▶ **What to produce**
Output each entry exactly; skip nothing.

□ □ □ □ □

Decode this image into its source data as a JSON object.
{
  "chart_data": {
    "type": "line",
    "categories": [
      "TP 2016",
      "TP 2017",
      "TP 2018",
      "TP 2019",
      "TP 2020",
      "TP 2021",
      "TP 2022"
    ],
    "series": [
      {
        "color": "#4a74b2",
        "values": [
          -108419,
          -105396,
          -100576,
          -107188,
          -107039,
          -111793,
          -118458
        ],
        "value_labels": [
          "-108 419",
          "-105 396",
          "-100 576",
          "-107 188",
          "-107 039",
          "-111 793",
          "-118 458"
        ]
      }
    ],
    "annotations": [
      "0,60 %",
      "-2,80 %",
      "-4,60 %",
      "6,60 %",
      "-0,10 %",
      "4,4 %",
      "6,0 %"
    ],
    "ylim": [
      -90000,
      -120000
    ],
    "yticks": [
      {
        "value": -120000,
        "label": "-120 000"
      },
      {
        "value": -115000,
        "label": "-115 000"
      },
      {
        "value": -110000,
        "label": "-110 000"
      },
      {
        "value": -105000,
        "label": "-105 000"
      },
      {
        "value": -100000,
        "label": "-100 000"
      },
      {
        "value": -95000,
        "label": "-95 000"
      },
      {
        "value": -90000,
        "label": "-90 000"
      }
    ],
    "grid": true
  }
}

□ □ □ □ □

▶ **Worked answer**
Decode this image into its source data as a JSON object.
{
  "chart_data": {
    "type": "line",
    "categories": [
      "TP 2016",
      "TP 2017",
      "TP 2018",
      "TP 2019",
      "TP 2020",
      "TP 2021",
      "TP 2022"
    ],
    "series": [
      {
        "color": "#4a74b2",
        "values": [
          -108419,
          -105396,
          -100576,
          -107188,
          -107039,
          -111793,
          -118458
        ],
        "value_labels": [
          "-108 419",
          "-105 396",
          "-100 576",
          "-107 188",
          "-107 039",
          "-111 793",
          "-118 458"
        ]
      }
    ],
    "annotations": [
      "0,60 %",
      "-2,80 %",
      "-4,60 %",
      "6,60 %",
      "-0,10 %",
      "4,4 %",
      "6,0 %"
    ],
    "ylim": [
      -90000,
      -120000
    ],
    "yticks": [
      {
        "value": -120000,
        "label": "-120 000"
      },
      {
        "value": -115000,
        "label": "-115 000"
      },
      {
        "value": -110000,
        "label": "-110 000"
      },
      {
        "value": -105000,
        "label": "-105 000"
      },
      {
        "value": -100000,
        "label": "-100 000"
      },
      {
        "value": -95000,
        "label": "-95 000"
      },
      {
        "value": -90000,
        "label": "-90 000"
      }
    ],
    "grid": true
  }
}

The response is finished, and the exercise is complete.